**GOAL**
Reproduce all entries word for word.

**SUPPLIED MATERIAL**
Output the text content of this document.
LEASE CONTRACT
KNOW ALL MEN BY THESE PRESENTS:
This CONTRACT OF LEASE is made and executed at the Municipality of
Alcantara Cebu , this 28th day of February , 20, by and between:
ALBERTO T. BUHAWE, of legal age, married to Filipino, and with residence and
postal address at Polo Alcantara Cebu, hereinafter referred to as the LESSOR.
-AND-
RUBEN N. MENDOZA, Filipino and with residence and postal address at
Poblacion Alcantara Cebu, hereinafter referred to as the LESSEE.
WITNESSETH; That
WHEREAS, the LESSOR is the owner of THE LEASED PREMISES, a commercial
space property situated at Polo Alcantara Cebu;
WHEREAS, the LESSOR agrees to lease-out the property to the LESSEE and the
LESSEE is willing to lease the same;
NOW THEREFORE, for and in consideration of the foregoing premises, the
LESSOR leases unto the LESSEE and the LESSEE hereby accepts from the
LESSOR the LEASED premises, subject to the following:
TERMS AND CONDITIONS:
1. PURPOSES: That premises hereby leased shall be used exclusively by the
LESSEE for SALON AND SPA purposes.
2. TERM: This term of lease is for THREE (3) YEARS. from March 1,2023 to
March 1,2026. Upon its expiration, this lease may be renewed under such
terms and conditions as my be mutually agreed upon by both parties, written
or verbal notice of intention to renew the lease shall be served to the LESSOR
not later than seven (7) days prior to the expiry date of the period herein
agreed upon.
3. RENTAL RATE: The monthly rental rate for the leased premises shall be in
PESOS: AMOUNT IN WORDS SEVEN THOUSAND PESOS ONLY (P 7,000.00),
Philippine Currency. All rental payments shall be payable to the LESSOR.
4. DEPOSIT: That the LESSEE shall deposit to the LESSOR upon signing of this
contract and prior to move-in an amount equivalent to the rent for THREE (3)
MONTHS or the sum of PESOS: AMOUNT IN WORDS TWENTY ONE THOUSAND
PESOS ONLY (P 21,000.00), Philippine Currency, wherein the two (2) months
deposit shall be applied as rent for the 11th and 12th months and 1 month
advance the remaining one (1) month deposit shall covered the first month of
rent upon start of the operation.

**REPLY TO THE TASK**
Output the text content of this document.
LEASE CONTRACT
KNOW ALL MEN BY THESE PRESENTS:
This CONTRACT OF LEASE is made and executed at the Municipality of
Alcantara Cebu , this 28th day of February , 20, by and between:
ALBERTO T. BUHAWE, of legal age, married to Filipino, and with residence and
postal address at Polo Alcantara Cebu, hereinafter referred to as the LESSOR.
-AND-
RUBEN N. MENDOZA, Filipino and with residence and postal address at
Poblacion Alcantara Cebu, hereinafter referred to as the LESSEE.
WITNESSETH; That
WHEREAS, the LESSOR is the owner of THE LEASED PREMISES, a commercial
space property situated at Polo Alcantara Cebu;
WHEREAS, the LESSOR agrees to lease-out the property to the LESSEE and the
LESSEE is willing to lease the same;
NOW THEREFORE, for and in consideration of the foregoing premises, the
LESSOR leases unto the LESSEE and the LESSEE hereby accepts from the
LESSOR the LEASED premises, subject to the following:
TERMS AND CONDITIONS:
1. PURPOSES: That premises hereby leased shall be used exclusively by the
LESSEE for SALON AND SPA purposes.
2. TERM: This term of lease is for THREE (3) YEARS. from March 1,2023 to
March 1,2026. Upon its expiration, this lease may be renewed under such
terms and conditions as my be mutually agreed upon by both parties, written
or verbal notice of intention to renew the lease shall be served to the LESSOR
not later than seven (7) days prior to the expiry date of the period herein
agreed upon.
3. RENTAL RATE: The monthly rental rate for the leased premises shall be in
PESOS: AMOUNT IN WORDS SEVEN THOUSAND PESOS ONLY (P 7,000.00),
Philippine Currency. All rental payments shall be payable to the LESSOR.
4. DEPOSIT: That the LESSEE shall deposit to the LESSOR upon signing of this
contract and prior to move-in an amount equivalent to the rent for THREE (3)
MONTHS or the sum of PESOS: AMOUNT IN WORDS TWENTY ONE THOUSAND
PESOS ONLY (P 21,000.00), Philippine Currency, wherein the two (2) months
deposit shall be applied as rent for the 11th and 12th months and 1 month
advance the remaining one (1) month deposit shall covered the first month of
rent upon start of the operation.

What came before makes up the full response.